Exercise task:
Locate and copy each line in the data that contains the word "Initiatives".
════
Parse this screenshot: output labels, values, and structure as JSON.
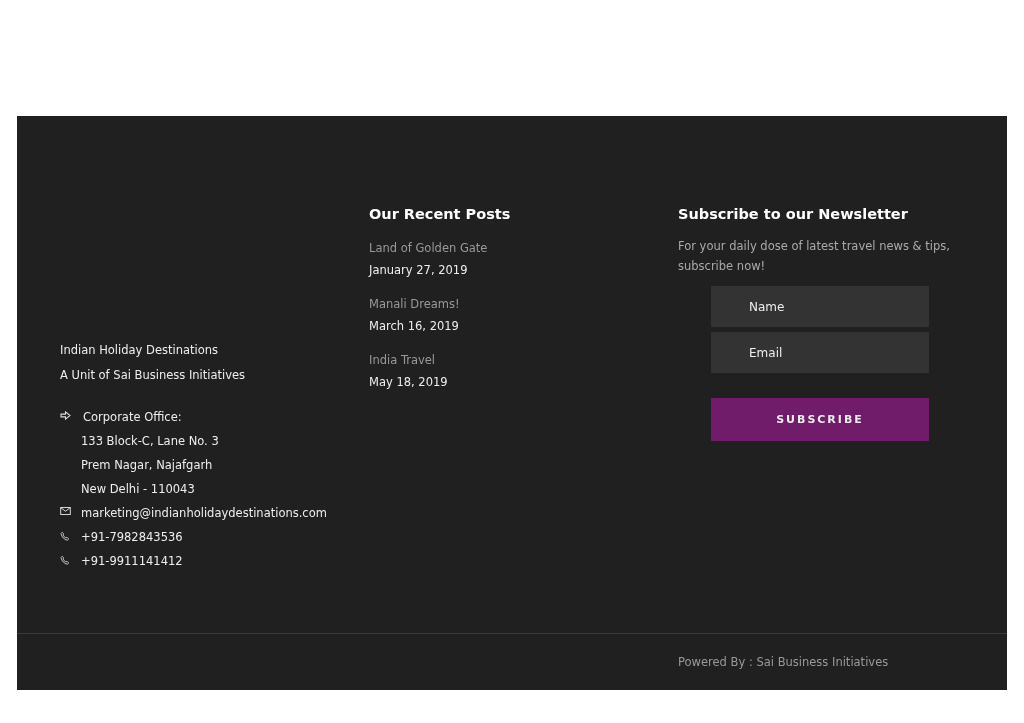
{
  "about": {
    "lines": [
      "Indian Holiday Destinations",
      "A Unit of Sai Business Initiatives"
    ]
  },
  "contacts": [
    {
      "kind": "address",
      "lines": [
        "Corporate Office:",
        "133 Block-C, Lane No. 3",
        "Prem Nagar, Najafgarh",
        "New Delhi - 110043"
      ]
    },
    {
      "kind": "email",
      "lines": [
        "marketing@indianholidaydestinations.com"
      ]
    },
    {
      "kind": "phone",
      "lines": [
        "+91-7982843536"
      ]
    },
    {
      "kind": "phone",
      "lines": [
        "+91-9911141412"
      ]
    }
  ],
  "recent_posts": {
    "title": "Our Recent Posts",
    "posts": [
      {
        "title": "Land of Golden Gate",
        "date": "January 27, 2019"
      },
      {
        "title": "Manali Dreams!",
        "date": "March 16, 2019"
      },
      {
        "title": "India Travel",
        "date": "May 18, 2019"
      }
    ]
  },
  "newsletter": {
    "title": "Subscribe to our Newsletter",
    "text": "For your daily dose of latest travel news & tips, subscribe now!",
    "fields": [
      {
        "placeholder": "Name"
      },
      {
        "placeholder": "Email"
      }
    ],
    "button": "SUBSCRIBE"
  },
  "footer_bottom": {
    "text": "Powered By : Sai Business Initiatives"
  }
}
════
Full answer:
      "A Unit of Sai Business Initiatives"
    "text": "Powered By : Sai Business Initiatives"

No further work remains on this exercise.